### Directions
Reproduce the following material exactly, including every line.

### Source data
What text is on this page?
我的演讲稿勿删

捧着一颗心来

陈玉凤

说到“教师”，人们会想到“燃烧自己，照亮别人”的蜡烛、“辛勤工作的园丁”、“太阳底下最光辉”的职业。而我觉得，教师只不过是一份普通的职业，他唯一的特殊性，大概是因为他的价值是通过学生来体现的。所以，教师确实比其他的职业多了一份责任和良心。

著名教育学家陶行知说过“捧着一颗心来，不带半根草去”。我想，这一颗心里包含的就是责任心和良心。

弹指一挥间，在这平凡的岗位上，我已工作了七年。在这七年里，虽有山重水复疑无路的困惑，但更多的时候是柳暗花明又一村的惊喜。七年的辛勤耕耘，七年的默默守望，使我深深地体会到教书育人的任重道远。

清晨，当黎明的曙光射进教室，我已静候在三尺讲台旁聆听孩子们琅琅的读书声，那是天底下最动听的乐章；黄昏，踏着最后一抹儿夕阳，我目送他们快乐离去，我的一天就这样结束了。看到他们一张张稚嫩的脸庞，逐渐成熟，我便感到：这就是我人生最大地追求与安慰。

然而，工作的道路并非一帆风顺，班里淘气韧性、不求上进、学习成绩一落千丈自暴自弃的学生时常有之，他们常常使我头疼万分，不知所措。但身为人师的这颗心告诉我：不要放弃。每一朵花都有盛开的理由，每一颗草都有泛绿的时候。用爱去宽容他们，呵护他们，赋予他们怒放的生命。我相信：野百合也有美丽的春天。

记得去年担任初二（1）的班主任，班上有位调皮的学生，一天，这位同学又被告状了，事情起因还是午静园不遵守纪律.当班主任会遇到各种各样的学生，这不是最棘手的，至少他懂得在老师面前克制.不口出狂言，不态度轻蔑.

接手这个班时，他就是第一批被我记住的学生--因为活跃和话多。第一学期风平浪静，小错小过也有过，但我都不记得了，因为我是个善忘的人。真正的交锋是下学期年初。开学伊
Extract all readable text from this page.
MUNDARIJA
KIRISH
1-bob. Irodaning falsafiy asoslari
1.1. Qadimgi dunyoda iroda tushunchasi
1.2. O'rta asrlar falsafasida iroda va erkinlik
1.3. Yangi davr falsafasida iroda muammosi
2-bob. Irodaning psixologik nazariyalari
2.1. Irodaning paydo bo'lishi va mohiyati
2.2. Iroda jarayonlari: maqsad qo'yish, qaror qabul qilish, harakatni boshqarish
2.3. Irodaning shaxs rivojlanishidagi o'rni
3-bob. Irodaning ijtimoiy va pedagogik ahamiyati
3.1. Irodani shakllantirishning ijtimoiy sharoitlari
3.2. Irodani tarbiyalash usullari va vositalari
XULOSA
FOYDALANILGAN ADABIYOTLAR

### Output of the task
What text is on this page?
我的演讲稿勿删

捧着一颗心来

陈玉凤

说到“教师”，人们会想到“燃烧自己，照亮别人”的蜡烛、“辛勤工作的园丁”、“太阳底下最光辉”的职业。而我觉得，教师只不过是一份普通的职业，他唯一的特殊性，大概是因为他的价值是通过学生来体现的。所以，教师确实比其他的职业多了一份责任和良心。

著名教育学家陶行知说过“捧着一颗心来，不带半根草去”。我想，这一颗心里包含的就是责任心和良心。

弹指一挥间，在这平凡的岗位上，我已工作了七年。在这七年里，虽有山重水复疑无路的困惑，但更多的时候是柳暗花明又一村的惊喜。七年的辛勤耕耘，七年的默默守望，使我深深地体会到教书育人的任重道远。

清晨，当黎明的曙光射进教室，我已静候在三尺讲台旁聆听孩子们琅琅的读书声，那是天底下最动听的乐章；黄昏，踏着最后一抹儿夕阳，我目送他们快乐离去，我的一天就这样结束了。看到他们一张张稚嫩的脸庞，逐渐成熟，我便感到：这就是我人生最大地追求与安慰。

然而，工作的道路并非一帆风顺，班里淘气韧性、不求上进、学习成绩一落千丈自暴自弃的学生时常有之，他们常常使我头疼万分，不知所措。但身为人师的这颗心告诉我：不要放弃。每一朵花都有盛开的理由，每一颗草都有泛绿的时候。用爱去宽容他们，呵护他们，赋予他们怒放的生命。我相信：野百合也有美丽的春天。

记得去年担任初二（1）的班主任，班上有位调皮的学生，一天，这位同学又被告状了，事情起因还是午静园不遵守纪律.当班主任会遇到各种各样的学生，这不是最棘手的，至少他懂得在老师面前克制.不口出狂言，不态度轻蔑.

接手这个班时，他就是第一批被我记住的学生--因为活跃和话多。第一学期风平浪静，小错小过也有过，但我都不记得了，因为我是个善忘的人。真正的交锋是下学期年初。开学伊
Extract all readable text from this page.
MUNDARIJA
KIRISH
1-bob. Irodaning falsafiy asoslari
1.1. Qadimgi dunyoda iroda tushunchasi
1.2. O'rta asrlar falsafasida iroda va erkinlik
1.3. Yangi davr falsafasida iroda muammosi
2-bob. Irodaning psixologik nazariyalari
2.1. Irodaning paydo bo'lishi va mohiyati
2.2. Iroda jarayonlari: maqsad qo'yish, qaror qabul qilish, harakatni boshqarish
2.3. Irodaning shaxs rivojlanishidagi o'rni
3-bob. Irodaning ijtimoiy va pedagogik ahamiyati
3.1. Irodani shakllantirishning ijtimoiy sharoitlari
3.2. Irodani tarbiyalash usullari va vositalari
XULOSA
FOYDALANILGAN ADABIYOTLAR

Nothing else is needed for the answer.